Work to do: Give the listing again exactly, omitting its images.

Provided records:
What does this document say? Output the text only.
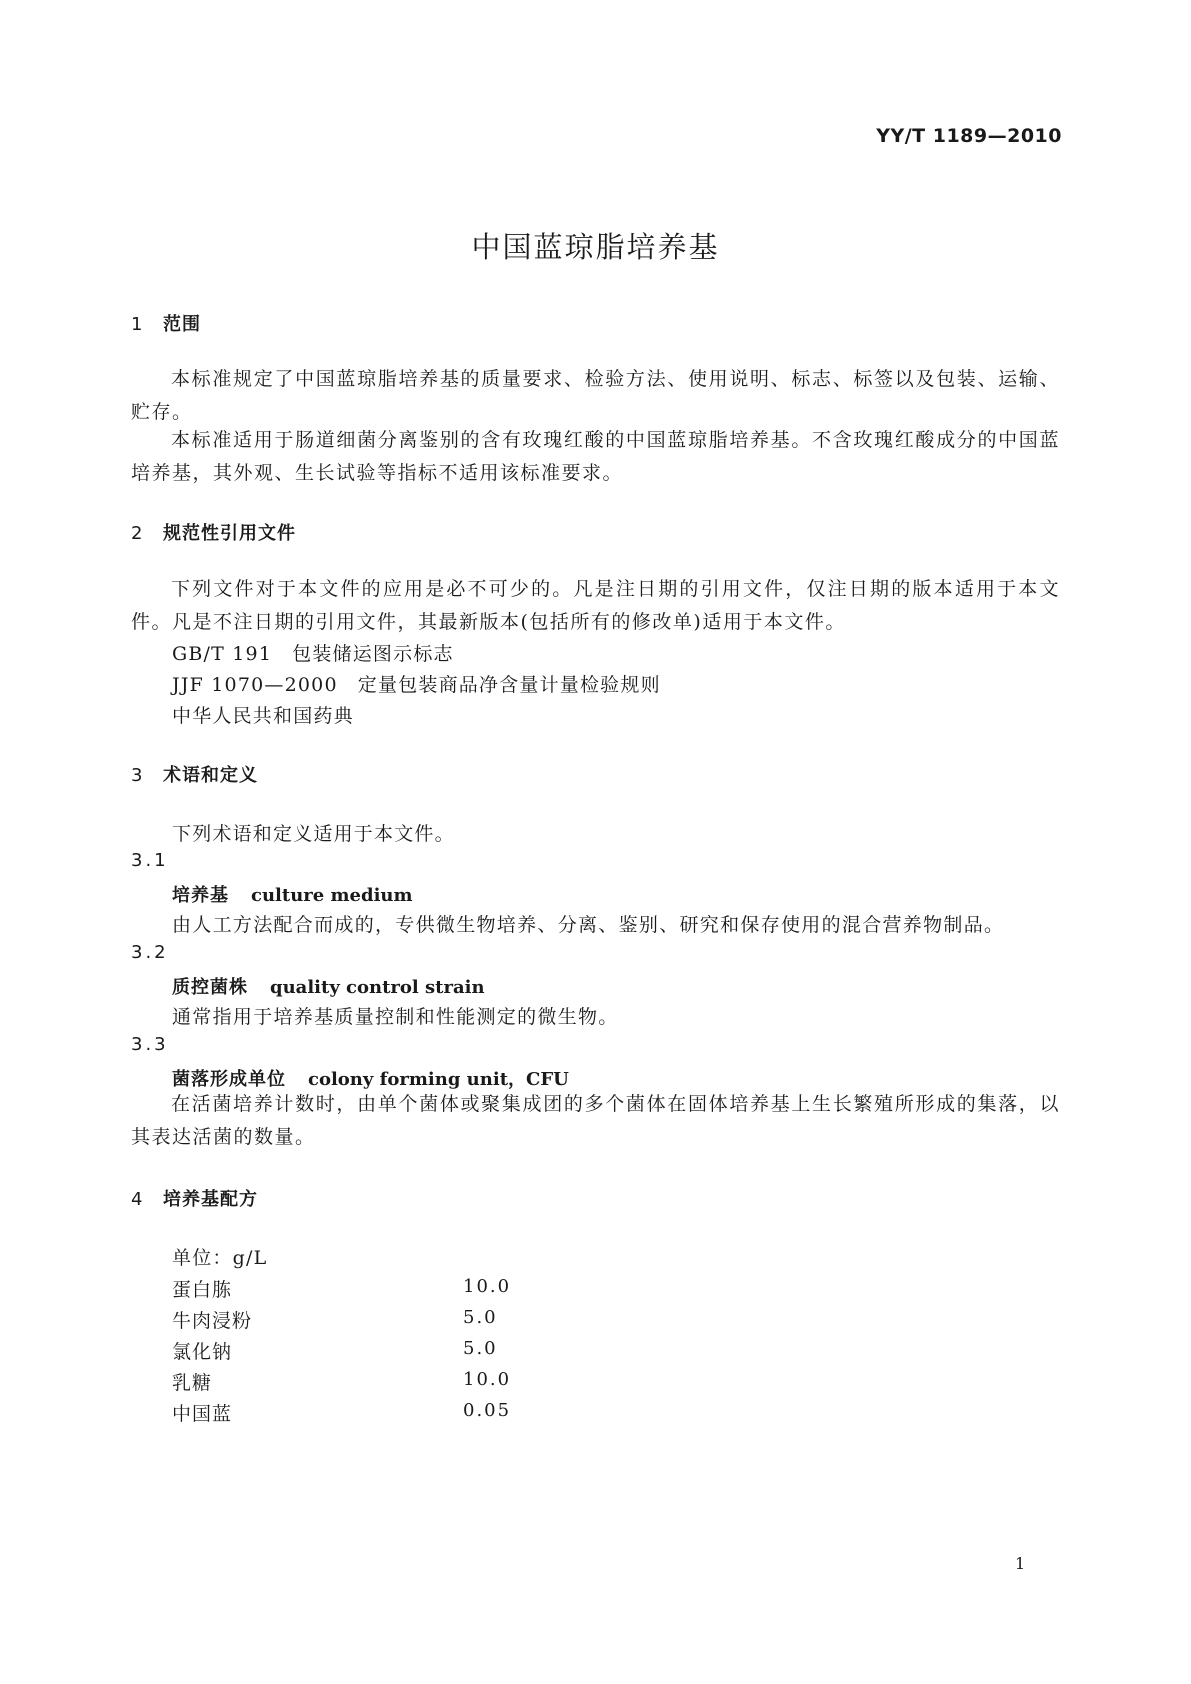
YY/T 1189—2010
中国蓝琼脂培养基
1 范围
本标准规定了中国蓝琼脂培养基的质量要求、检验方法、使用说明、标志、标签以及包装、运输、贮存。
本标准适用于肠道细菌分离鉴别的含有玫瑰红酸的中国蓝琼脂培养基。不含玫瑰红酸成分的中国蓝培养基，其外观、生长试验等指标不适用该标准要求。
2 规范性引用文件
下列文件对于本文件的应用是必不可少的。凡是注日期的引用文件，仅注日期的版本适用于本文件。凡是不注日期的引用文件，其最新版本(包括所有的修改单)适用于本文件。
GB/T 191 包装储运图示标志
JJF 1070—2000 定量包装商品净含量计量检验规则
中华人民共和国药典
3 术语和定义
下列术语和定义适用于本文件。
3.1
培养基 culture medium
由人工方法配合而成的，专供微生物培养、分离、鉴别、研究和保存使用的混合营养物制品。
3.2
质控菌株 quality control strain
通常指用于培养基质量控制和性能测定的微生物。
3.3
菌落形成单位 colony forming unit，CFU
在活菌培养计数时，由单个菌体或聚集成团的多个菌体在固体培养基上生长繁殖所形成的集落，以其表达活菌的数量。
4 培养基配方
单位：g/L
蛋白胨	10.0
牛肉浸粉	5.0
氯化钠	5.0
乳糖	10.0
中国蓝	0.05
1
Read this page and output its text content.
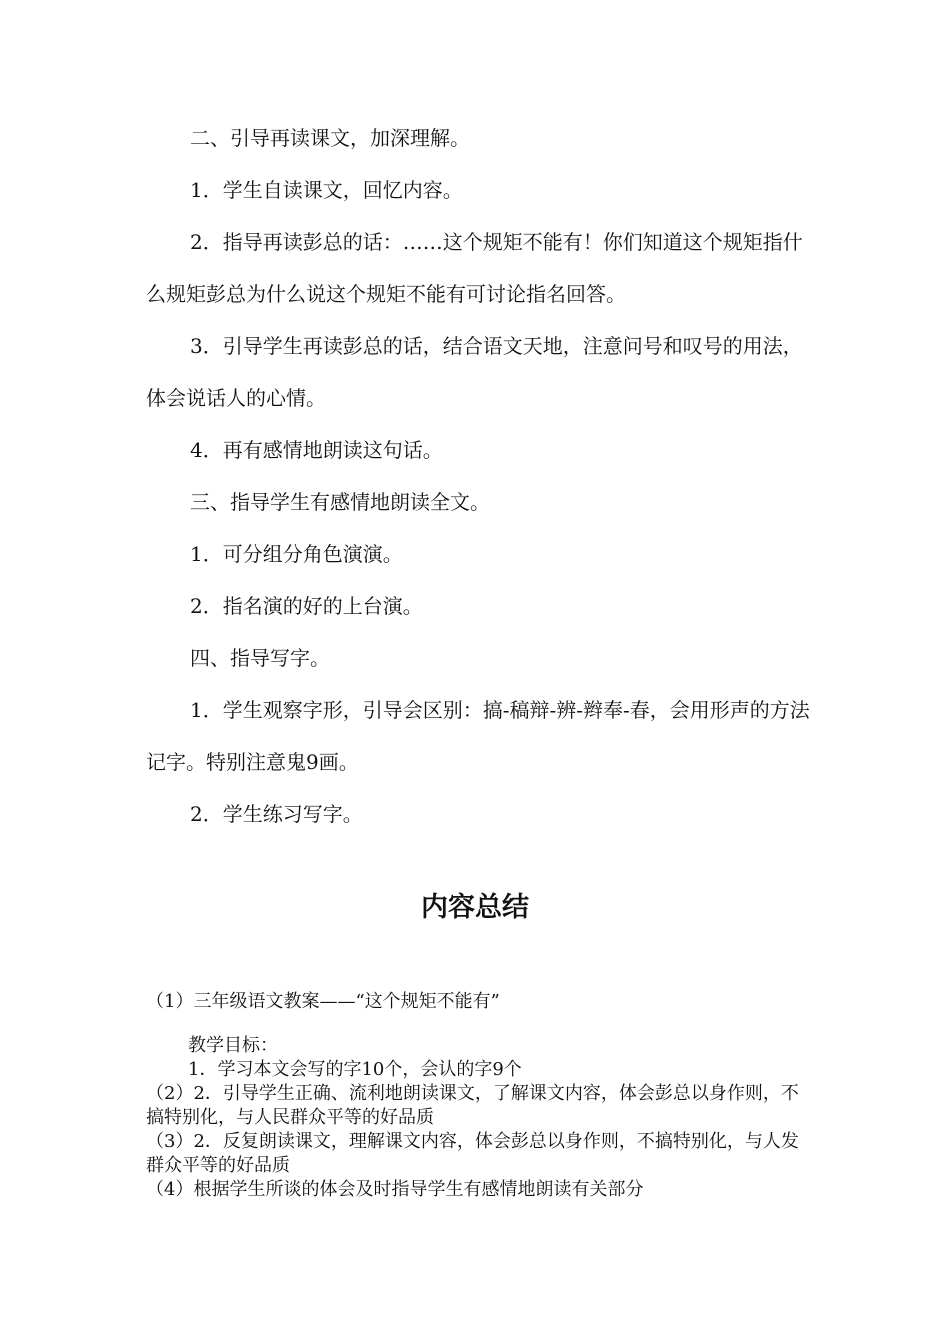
二、引导再读课文，加深理解。

1．学生自读课文，回忆内容。

2．指导再读彭总的话：……这个规矩不能有！你们知道这个规矩指什么规矩彭总为什么说这个规矩不能有可讨论指名回答。

3．引导学生再读彭总的话，结合语文天地，注意问号和叹号的用法，体会说话人的心情。

4．再有感情地朗读这句话。

三、指导学生有感情地朗读全文。

1．可分组分角色演演。

2．指名演的好的上台演。

四、指导写字。

1．学生观察字形，引导会区别：搞-稿辩-辨-辫奉-春，会用形声的方法记字。特别注意鬼9画。

2．学生练习写字。

内容总结

（1）三年级语文教案——“这个规矩不能有”

教学目标：

1．学习本文会写的字10个，会认的字9个

（2）2．引导学生正确、流利地朗读课文，了解课文内容，体会彭总以身作则，不搞特别化，与人民群众平等的好品质

（3）2．反复朗读课文，理解课文内容，体会彭总以身作则，不搞特别化，与人发群众平等的好品质

（4）根据学生所谈的体会及时指导学生有感情地朗读有关部分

Written answer:
What does this document say? Output the text only.
YY/T 1189—2010
中国蓝琼脂培养基
1 范围
本标准规定了中国蓝琼脂培养基的质量要求、检验方法、使用说明、标志、标签以及包装、运输、贮存。
本标准适用于肠道细菌分离鉴别的含有玫瑰红酸的中国蓝琼脂培养基。不含玫瑰红酸成分的中国蓝培养基，其外观、生长试验等指标不适用该标准要求。
2 规范性引用文件
下列文件对于本文件的应用是必不可少的。凡是注日期的引用文件，仅注日期的版本适用于本文件。凡是不注日期的引用文件，其最新版本(包括所有的修改单)适用于本文件。
GB/T 191 包装储运图示标志
JJF 1070—2000 定量包装商品净含量计量检验规则
中华人民共和国药典
3 术语和定义
下列术语和定义适用于本文件。
3.1
培养基 culture medium
由人工方法配合而成的，专供微生物培养、分离、鉴别、研究和保存使用的混合营养物制品。
3.2
质控菌株 quality control strain
通常指用于培养基质量控制和性能测定的微生物。
3.3
菌落形成单位 colony forming unit，CFU
在活菌培养计数时，由单个菌体或聚集成团的多个菌体在固体培养基上生长繁殖所形成的集落，以其表达活菌的数量。
4 培养基配方
单位：g/L
蛋白胨	10.0
牛肉浸粉	5.0
氯化钠	5.0
乳糖	10.0
中国蓝	0.05
1
Read this page and output its text content.
二、引导再读课文，加深理解。

1．学生自读课文，回忆内容。

2．指导再读彭总的话：……这个规矩不能有！你们知道这个规矩指什么规矩彭总为什么说这个规矩不能有可讨论指名回答。

3．引导学生再读彭总的话，结合语文天地，注意问号和叹号的用法，体会说话人的心情。

4．再有感情地朗读这句话。

三、指导学生有感情地朗读全文。

1．可分组分角色演演。

2．指名演的好的上台演。

四、指导写字。

1．学生观察字形，引导会区别：搞-稿辩-辨-辫奉-春，会用形声的方法记字。特别注意鬼9画。

2．学生练习写字。

内容总结

（1）三年级语文教案——“这个规矩不能有”

教学目标：

1．学习本文会写的字10个，会认的字9个

（2）2．引导学生正确、流利地朗读课文，了解课文内容，体会彭总以身作则，不搞特别化，与人民群众平等的好品质

（3）2．反复朗读课文，理解课文内容，体会彭总以身作则，不搞特别化，与人发群众平等的好品质

（4）根据学生所谈的体会及时指导学生有感情地朗读有关部分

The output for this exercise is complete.